-- Work instructions --
Reproduce each line of the listing exactly.

-- Records shown --
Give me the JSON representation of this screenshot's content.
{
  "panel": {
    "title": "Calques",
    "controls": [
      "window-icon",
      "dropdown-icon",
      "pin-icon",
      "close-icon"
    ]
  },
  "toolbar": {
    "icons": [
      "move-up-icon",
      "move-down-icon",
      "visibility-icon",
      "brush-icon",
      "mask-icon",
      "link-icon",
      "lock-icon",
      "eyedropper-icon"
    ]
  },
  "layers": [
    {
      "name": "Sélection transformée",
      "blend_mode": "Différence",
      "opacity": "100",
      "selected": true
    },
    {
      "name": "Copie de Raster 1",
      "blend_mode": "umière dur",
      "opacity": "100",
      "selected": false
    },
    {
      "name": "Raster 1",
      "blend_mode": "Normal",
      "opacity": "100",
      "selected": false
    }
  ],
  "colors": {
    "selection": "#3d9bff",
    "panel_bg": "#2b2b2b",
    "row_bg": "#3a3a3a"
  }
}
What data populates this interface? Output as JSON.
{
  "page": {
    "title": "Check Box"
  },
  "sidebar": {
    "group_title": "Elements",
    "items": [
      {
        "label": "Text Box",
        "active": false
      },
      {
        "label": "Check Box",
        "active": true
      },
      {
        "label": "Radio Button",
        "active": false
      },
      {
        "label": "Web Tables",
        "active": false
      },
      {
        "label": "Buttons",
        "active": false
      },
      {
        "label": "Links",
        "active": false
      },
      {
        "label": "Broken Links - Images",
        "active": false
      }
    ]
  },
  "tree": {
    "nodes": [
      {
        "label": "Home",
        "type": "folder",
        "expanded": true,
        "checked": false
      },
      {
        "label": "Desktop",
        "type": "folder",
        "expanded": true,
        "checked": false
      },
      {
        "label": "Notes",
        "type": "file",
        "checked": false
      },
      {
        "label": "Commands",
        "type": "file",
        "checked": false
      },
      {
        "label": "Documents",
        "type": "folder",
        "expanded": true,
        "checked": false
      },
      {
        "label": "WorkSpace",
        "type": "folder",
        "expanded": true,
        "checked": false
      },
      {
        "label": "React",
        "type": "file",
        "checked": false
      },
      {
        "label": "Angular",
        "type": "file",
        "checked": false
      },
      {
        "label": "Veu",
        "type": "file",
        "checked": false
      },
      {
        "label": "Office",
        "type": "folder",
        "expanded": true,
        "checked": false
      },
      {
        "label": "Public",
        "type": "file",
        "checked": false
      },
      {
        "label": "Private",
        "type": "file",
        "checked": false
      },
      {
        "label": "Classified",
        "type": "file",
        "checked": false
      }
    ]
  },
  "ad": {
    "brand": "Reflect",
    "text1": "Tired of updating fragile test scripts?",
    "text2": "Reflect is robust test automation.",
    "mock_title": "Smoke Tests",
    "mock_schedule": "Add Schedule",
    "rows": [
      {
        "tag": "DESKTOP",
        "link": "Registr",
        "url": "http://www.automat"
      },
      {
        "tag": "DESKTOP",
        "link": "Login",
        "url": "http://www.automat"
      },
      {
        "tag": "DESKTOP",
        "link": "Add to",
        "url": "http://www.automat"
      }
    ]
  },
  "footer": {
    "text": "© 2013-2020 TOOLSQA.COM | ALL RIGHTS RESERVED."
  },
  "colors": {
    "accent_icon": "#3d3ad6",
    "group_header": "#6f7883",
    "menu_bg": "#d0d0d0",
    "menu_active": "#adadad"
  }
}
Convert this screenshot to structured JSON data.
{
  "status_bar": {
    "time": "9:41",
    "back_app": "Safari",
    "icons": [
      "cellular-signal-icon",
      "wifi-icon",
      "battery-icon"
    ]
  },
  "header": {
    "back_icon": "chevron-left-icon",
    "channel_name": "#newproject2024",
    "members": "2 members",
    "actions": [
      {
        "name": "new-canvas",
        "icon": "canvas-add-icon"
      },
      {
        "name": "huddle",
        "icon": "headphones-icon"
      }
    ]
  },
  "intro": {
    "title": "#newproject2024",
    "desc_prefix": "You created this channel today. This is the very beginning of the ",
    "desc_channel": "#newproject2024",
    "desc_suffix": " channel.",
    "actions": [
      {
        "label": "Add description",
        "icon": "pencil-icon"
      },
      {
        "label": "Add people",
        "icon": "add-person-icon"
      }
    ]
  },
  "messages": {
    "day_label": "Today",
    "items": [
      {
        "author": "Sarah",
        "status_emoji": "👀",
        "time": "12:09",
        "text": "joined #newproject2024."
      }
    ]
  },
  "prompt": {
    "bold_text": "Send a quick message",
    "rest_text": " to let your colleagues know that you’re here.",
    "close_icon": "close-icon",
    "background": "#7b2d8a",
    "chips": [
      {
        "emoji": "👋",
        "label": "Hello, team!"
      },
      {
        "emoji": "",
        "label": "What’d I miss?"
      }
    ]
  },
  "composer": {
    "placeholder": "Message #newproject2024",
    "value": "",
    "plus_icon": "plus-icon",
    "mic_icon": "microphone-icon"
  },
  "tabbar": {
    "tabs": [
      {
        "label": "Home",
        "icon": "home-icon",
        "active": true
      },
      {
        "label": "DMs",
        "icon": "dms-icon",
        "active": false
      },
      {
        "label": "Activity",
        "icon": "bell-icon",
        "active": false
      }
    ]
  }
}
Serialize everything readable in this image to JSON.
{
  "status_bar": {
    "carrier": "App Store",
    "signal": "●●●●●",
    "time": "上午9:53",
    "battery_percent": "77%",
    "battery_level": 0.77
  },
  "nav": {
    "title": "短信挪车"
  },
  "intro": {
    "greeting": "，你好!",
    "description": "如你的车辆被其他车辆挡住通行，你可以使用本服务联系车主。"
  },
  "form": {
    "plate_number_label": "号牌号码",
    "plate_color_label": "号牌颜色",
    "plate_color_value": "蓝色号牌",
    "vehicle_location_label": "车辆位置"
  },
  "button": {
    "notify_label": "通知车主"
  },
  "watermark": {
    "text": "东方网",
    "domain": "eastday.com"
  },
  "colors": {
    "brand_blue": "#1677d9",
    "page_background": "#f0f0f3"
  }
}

-- Response to this exercise --
Give me the JSON representation of this screenshot's content.
{
  "panel": {
    "title": "Calques",
    "controls": [
      "window-icon",
      "dropdown-icon",
      "pin-icon",
      "close-icon"
    ]
  },
  "toolbar": {
    "icons": [
      "move-up-icon",
      "move-down-icon",
      "visibility-icon",
      "brush-icon",
      "mask-icon",
      "link-icon",
      "lock-icon",
      "eyedropper-icon"
    ]
  },
  "layers": [
    {
      "name": "Sélection transformée",
      "blend_mode": "Différence",
      "opacity": "100",
      "selected": true
    },
    {
      "name": "Copie de Raster 1",
      "blend_mode": "umière dur",
      "opacity": "100",
      "selected": false
    },
    {
      "name": "Raster 1",
      "blend_mode": "Normal",
      "opacity": "100",
      "selected": false
    }
  ],
  "colors": {
    "selection": "#3d9bff",
    "panel_bg": "#2b2b2b",
    "row_bg": "#3a3a3a"
  }
}
What data populates this interface? Output as JSON.
{
  "page": {
    "title": "Check Box"
  },
  "sidebar": {
    "group_title": "Elements",
    "items": [
      {
        "label": "Text Box",
        "active": false
      },
      {
        "label": "Check Box",
        "active": true
      },
      {
        "label": "Radio Button",
        "active": false
      },
      {
        "label": "Web Tables",
        "active": false
      },
      {
        "label": "Buttons",
        "active": false
      },
      {
        "label": "Links",
        "active": false
      },
      {
        "label": "Broken Links - Images",
        "active": false
      }
    ]
  },
  "tree": {
    "nodes": [
      {
        "label": "Home",
        "type": "folder",
        "expanded": true,
        "checked": false
      },
      {
        "label": "Desktop",
        "type": "folder",
        "expanded": true,
        "checked": false
      },
      {
        "label": "Notes",
        "type": "file",
        "checked": false
      },
      {
        "label": "Commands",
        "type": "file",
        "checked": false
      },
      {
        "label": "Documents",
        "type": "folder",
        "expanded": true,
        "checked": false
      },
      {
        "label": "WorkSpace",
        "type": "folder",
        "expanded": true,
        "checked": false
      },
      {
        "label": "React",
        "type": "file",
        "checked": false
      },
      {
        "label": "Angular",
        "type": "file",
        "checked": false
      },
      {
        "label": "Veu",
        "type": "file",
        "checked": false
      },
      {
        "label": "Office",
        "type": "folder",
        "expanded": true,
        "checked": false
      },
      {
        "label": "Public",
        "type": "file",
        "checked": false
      },
      {
        "label": "Private",
        "type": "file",
        "checked": false
      },
      {
        "label": "Classified",
        "type": "file",
        "checked": false
      }
    ]
  },
  "ad": {
    "brand": "Reflect",
    "text1": "Tired of updating fragile test scripts?",
    "text2": "Reflect is robust test automation.",
    "mock_title": "Smoke Tests",
    "mock_schedule": "Add Schedule",
    "rows": [
      {
        "tag": "DESKTOP",
        "link": "Registr",
        "url": "http://www.automat"
      },
      {
        "tag": "DESKTOP",
        "link": "Login",
        "url": "http://www.automat"
      },
      {
        "tag": "DESKTOP",
        "link": "Add to",
        "url": "http://www.automat"
      }
    ]
  },
  "footer": {
    "text": "© 2013-2020 TOOLSQA.COM | ALL RIGHTS RESERVED."
  },
  "colors": {
    "accent_icon": "#3d3ad6",
    "group_header": "#6f7883",
    "menu_bg": "#d0d0d0",
    "menu_active": "#adadad"
  }
}
Convert this screenshot to structured JSON data.
{
  "status_bar": {
    "time": "9:41",
    "back_app": "Safari",
    "icons": [
      "cellular-signal-icon",
      "wifi-icon",
      "battery-icon"
    ]
  },
  "header": {
    "back_icon": "chevron-left-icon",
    "channel_name": "#newproject2024",
    "members": "2 members",
    "actions": [
      {
        "name": "new-canvas",
        "icon": "canvas-add-icon"
      },
      {
        "name": "huddle",
        "icon": "headphones-icon"
      }
    ]
  },
  "intro": {
    "title": "#newproject2024",
    "desc_prefix": "You created this channel today. This is the very beginning of the ",
    "desc_channel": "#newproject2024",
    "desc_suffix": " channel.",
    "actions": [
      {
        "label": "Add description",
        "icon": "pencil-icon"
      },
      {
        "label": "Add people",
        "icon": "add-person-icon"
      }
    ]
  },
  "messages": {
    "day_label": "Today",
    "items": [
      {
        "author": "Sarah",
        "status_emoji": "👀",
        "time": "12:09",
        "text": "joined #newproject2024."
      }
    ]
  },
  "prompt": {
    "bold_text": "Send a quick message",
    "rest_text": " to let your colleagues know that you’re here.",
    "close_icon": "close-icon",
    "background": "#7b2d8a",
    "chips": [
      {
        "emoji": "👋",
        "label": "Hello, team!"
      },
      {
        "emoji": "",
        "label": "What’d I miss?"
      }
    ]
  },
  "composer": {
    "placeholder": "Message #newproject2024",
    "value": "",
    "plus_icon": "plus-icon",
    "mic_icon": "microphone-icon"
  },
  "tabbar": {
    "tabs": [
      {
        "label": "Home",
        "icon": "home-icon",
        "active": true
      },
      {
        "label": "DMs",
        "icon": "dms-icon",
        "active": false
      },
      {
        "label": "Activity",
        "icon": "bell-icon",
        "active": false
      }
    ]
  }
}
Serialize everything readable in this image to JSON.
{
  "status_bar": {
    "carrier": "App Store",
    "signal": "●●●●●",
    "time": "上午9:53",
    "battery_percent": "77%",
    "battery_level": 0.77
  },
  "nav": {
    "title": "短信挪车"
  },
  "intro": {
    "greeting": "，你好!",
    "description": "如你的车辆被其他车辆挡住通行，你可以使用本服务联系车主。"
  },
  "form": {
    "plate_number_label": "号牌号码",
    "plate_color_label": "号牌颜色",
    "plate_color_value": "蓝色号牌",
    "vehicle_location_label": "车辆位置"
  },
  "button": {
    "notify_label": "通知车主"
  },
  "watermark": {
    "text": "东方网",
    "domain": "eastday.com"
  },
  "colors": {
    "brand_blue": "#1677d9",
    "page_background": "#f0f0f3"
  }
}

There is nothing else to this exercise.